== Goal ==
Repeat all of the records verbatim.

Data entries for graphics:
(begin)

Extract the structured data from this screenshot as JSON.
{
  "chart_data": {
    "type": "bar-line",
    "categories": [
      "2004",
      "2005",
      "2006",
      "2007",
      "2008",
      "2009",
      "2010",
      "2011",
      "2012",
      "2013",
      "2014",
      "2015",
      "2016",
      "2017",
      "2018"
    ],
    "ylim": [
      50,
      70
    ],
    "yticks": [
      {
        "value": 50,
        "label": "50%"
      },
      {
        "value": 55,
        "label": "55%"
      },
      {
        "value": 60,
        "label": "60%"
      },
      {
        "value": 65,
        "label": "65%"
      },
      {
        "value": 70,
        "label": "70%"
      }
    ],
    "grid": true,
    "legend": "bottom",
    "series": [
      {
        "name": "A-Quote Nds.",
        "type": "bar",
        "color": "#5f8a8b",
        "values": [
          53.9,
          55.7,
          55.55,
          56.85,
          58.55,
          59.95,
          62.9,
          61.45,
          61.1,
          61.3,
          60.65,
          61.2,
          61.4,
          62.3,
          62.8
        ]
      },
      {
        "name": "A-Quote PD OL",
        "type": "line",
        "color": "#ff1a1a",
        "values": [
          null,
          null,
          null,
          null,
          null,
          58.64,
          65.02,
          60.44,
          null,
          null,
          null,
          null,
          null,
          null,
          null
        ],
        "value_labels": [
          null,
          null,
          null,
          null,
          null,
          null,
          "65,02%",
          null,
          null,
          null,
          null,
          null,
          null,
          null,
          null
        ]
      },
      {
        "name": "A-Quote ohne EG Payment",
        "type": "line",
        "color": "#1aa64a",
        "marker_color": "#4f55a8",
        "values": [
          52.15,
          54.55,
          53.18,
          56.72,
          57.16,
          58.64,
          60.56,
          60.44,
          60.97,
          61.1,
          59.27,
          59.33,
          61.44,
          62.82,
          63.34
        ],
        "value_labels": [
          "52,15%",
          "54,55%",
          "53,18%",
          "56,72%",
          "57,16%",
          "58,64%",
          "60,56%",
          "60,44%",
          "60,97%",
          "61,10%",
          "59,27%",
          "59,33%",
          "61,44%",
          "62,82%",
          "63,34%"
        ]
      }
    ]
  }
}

(end)

== Written answer ==
Extract the structured data from this screenshot as JSON.
{
  "chart_data": {
    "type": "bar-line",
    "categories": [
      "2004",
      "2005",
      "2006",
      "2007",
      "2008",
      "2009",
      "2010",
      "2011",
      "2012",
      "2013",
      "2014",
      "2015",
      "2016",
      "2017",
      "2018"
    ],
    "ylim": [
      50,
      70
    ],
    "yticks": [
      {
        "value": 50,
        "label": "50%"
      },
      {
        "value": 55,
        "label": "55%"
      },
      {
        "value": 60,
        "label": "60%"
      },
      {
        "value": 65,
        "label": "65%"
      },
      {
        "value": 70,
        "label": "70%"
      }
    ],
    "grid": true,
    "legend": "bottom",
    "series": [
      {
        "name": "A-Quote Nds.",
        "type": "bar",
        "color": "#5f8a8b",
        "values": [
          53.9,
          55.7,
          55.55,
          56.85,
          58.55,
          59.95,
          62.9,
          61.45,
          61.1,
          61.3,
          60.65,
          61.2,
          61.4,
          62.3,
          62.8
        ]
      },
      {
        "name": "A-Quote PD OL",
        "type": "line",
        "color": "#ff1a1a",
        "values": [
          null,
          null,
          null,
          null,
          null,
          58.64,
          65.02,
          60.44,
          null,
          null,
          null,
          null,
          null,
          null,
          null
        ],
        "value_labels": [
          null,
          null,
          null,
          null,
          null,
          null,
          "65,02%",
          null,
          null,
          null,
          null,
          null,
          null,
          null,
          null
        ]
      },
      {
        "name": "A-Quote ohne EG Payment",
        "type": "line",
        "color": "#1aa64a",
        "marker_color": "#4f55a8",
        "values": [
          52.15,
          54.55,
          53.18,
          56.72,
          57.16,
          58.64,
          60.56,
          60.44,
          60.97,
          61.1,
          59.27,
          59.33,
          61.44,
          62.82,
          63.34
        ],
        "value_labels": [
          "52,15%",
          "54,55%",
          "53,18%",
          "56,72%",
          "57,16%",
          "58,64%",
          "60,56%",
          "60,44%",
          "60,97%",
          "61,10%",
          "59,27%",
          "59,33%",
          "61,44%",
          "62,82%",
          "63,34%"
        ]
      }
    ]
  }
}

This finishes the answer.